Extracted entries -
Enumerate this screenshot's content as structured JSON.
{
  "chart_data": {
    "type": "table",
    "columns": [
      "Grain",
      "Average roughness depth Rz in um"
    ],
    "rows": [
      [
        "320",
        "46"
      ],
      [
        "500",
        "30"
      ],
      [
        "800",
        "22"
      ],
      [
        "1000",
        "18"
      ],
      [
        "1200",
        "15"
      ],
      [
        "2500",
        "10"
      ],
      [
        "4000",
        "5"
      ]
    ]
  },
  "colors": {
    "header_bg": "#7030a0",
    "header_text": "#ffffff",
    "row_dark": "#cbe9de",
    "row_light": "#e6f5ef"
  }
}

What the task requires - Every record should be given again exactly.

Solution to this task -
Enumerate this screenshot's content as structured JSON.
{
  "chart_data": {
    "type": "table",
    "columns": [
      "Grain",
      "Average roughness depth Rz in um"
    ],
    "rows": [
      [
        "320",
        "46"
      ],
      [
        "500",
        "30"
      ],
      [
        "800",
        "22"
      ],
      [
        "1000",
        "18"
      ],
      [
        "1200",
        "15"
      ],
      [
        "2500",
        "10"
      ],
      [
        "4000",
        "5"
      ]
    ]
  },
  "colors": {
    "header_bg": "#7030a0",
    "header_text": "#ffffff",
    "row_dark": "#cbe9de",
    "row_light": "#e6f5ef"
  }
}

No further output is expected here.